Task description:
Write out again only the lines between the one with "Extract all readable text from this page." and the end of the records below, both ends counted, and don't include the pictures.

Record excerpts:
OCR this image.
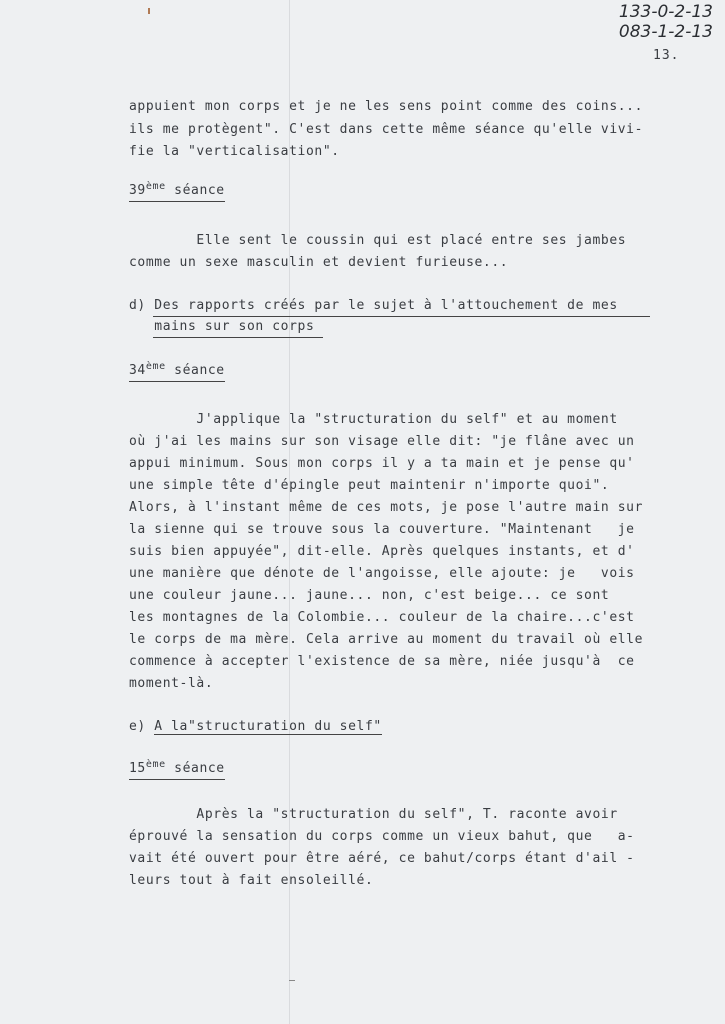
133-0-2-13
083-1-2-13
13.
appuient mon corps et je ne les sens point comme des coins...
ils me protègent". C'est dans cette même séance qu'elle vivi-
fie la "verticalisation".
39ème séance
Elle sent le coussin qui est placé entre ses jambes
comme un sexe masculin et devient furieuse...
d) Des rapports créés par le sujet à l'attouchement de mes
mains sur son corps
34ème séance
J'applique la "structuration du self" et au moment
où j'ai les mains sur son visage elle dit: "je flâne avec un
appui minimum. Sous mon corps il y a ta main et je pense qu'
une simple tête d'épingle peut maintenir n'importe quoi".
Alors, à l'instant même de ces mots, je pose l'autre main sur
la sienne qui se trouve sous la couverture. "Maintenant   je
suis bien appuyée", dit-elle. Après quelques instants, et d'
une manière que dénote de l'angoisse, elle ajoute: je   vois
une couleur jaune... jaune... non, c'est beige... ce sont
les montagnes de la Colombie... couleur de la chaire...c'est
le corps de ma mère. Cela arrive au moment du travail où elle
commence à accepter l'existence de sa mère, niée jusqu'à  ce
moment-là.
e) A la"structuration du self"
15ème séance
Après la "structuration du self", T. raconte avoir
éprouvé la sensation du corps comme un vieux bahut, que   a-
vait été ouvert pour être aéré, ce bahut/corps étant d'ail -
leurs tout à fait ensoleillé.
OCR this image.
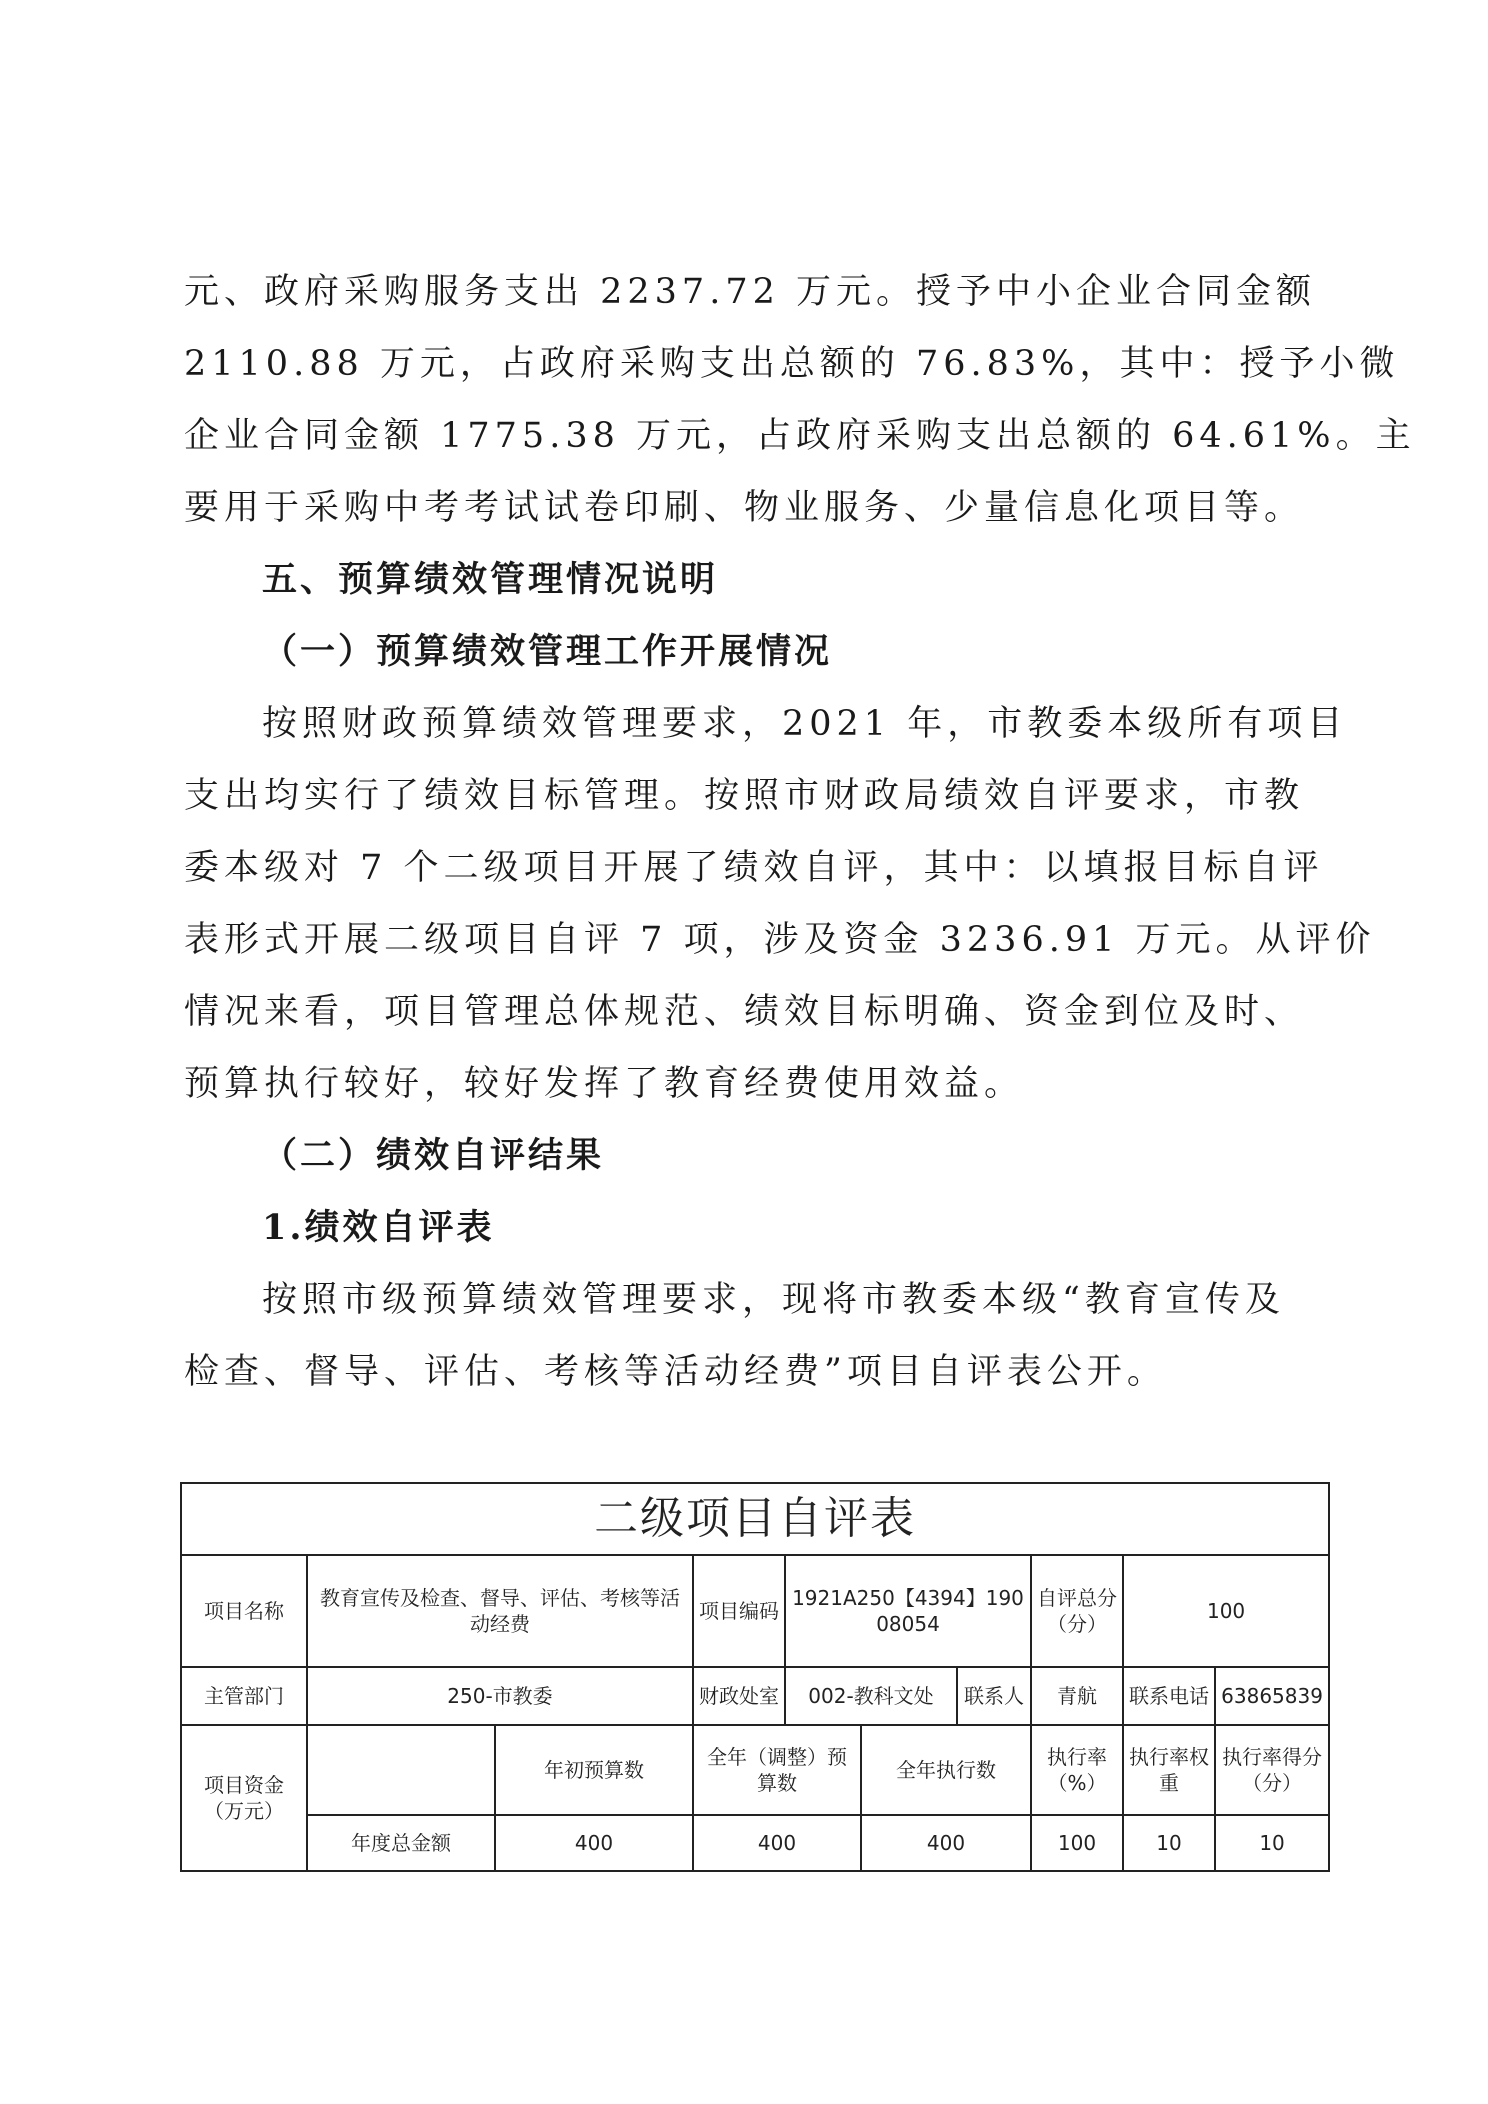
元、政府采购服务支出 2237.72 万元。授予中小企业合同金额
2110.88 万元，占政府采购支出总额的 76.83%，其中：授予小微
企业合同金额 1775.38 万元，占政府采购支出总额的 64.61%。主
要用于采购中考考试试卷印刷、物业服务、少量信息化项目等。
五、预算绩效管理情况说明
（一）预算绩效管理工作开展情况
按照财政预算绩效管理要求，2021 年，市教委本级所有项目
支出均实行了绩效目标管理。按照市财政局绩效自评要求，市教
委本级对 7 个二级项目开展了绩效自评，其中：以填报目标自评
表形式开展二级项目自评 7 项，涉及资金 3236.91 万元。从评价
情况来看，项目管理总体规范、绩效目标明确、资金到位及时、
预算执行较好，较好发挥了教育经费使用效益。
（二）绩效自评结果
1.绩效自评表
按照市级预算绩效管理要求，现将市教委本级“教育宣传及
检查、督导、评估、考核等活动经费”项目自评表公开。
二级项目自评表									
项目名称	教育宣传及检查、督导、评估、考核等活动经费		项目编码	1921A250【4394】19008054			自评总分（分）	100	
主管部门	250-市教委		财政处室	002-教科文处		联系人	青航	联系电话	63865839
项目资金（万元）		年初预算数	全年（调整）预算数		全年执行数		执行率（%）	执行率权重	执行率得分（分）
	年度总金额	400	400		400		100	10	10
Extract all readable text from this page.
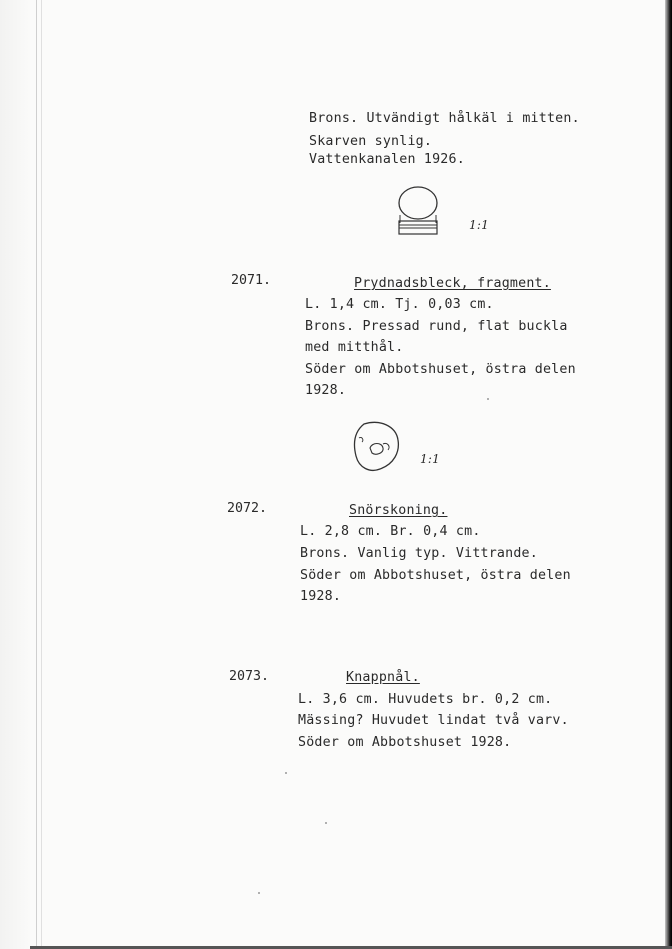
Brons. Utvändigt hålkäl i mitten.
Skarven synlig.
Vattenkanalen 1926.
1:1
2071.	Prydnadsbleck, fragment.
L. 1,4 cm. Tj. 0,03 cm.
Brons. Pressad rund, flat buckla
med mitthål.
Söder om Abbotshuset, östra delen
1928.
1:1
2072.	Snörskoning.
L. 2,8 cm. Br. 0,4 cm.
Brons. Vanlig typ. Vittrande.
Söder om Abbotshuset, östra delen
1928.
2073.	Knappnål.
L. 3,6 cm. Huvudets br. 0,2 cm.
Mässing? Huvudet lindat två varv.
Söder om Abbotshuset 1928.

Answer for this exercise:
Extract all readable text from this page.
Brons. Utvändigt hålkäl i mitten.
Skarven synlig.
Vattenkanalen 1926.
1:1
2071.	Prydnadsbleck, fragment.
L. 1,4 cm. Tj. 0,03 cm.
Brons. Pressad rund, flat buckla
med mitthål.
Söder om Abbotshuset, östra delen
1928.
1:1
2072.	Snörskoning.
L. 2,8 cm. Br. 0,4 cm.
Brons. Vanlig typ. Vittrande.
Söder om Abbotshuset, östra delen
1928.
2073.	Knappnål.
L. 3,6 cm. Huvudets br. 0,2 cm.
Mässing? Huvudet lindat två varv.
Söder om Abbotshuset 1928.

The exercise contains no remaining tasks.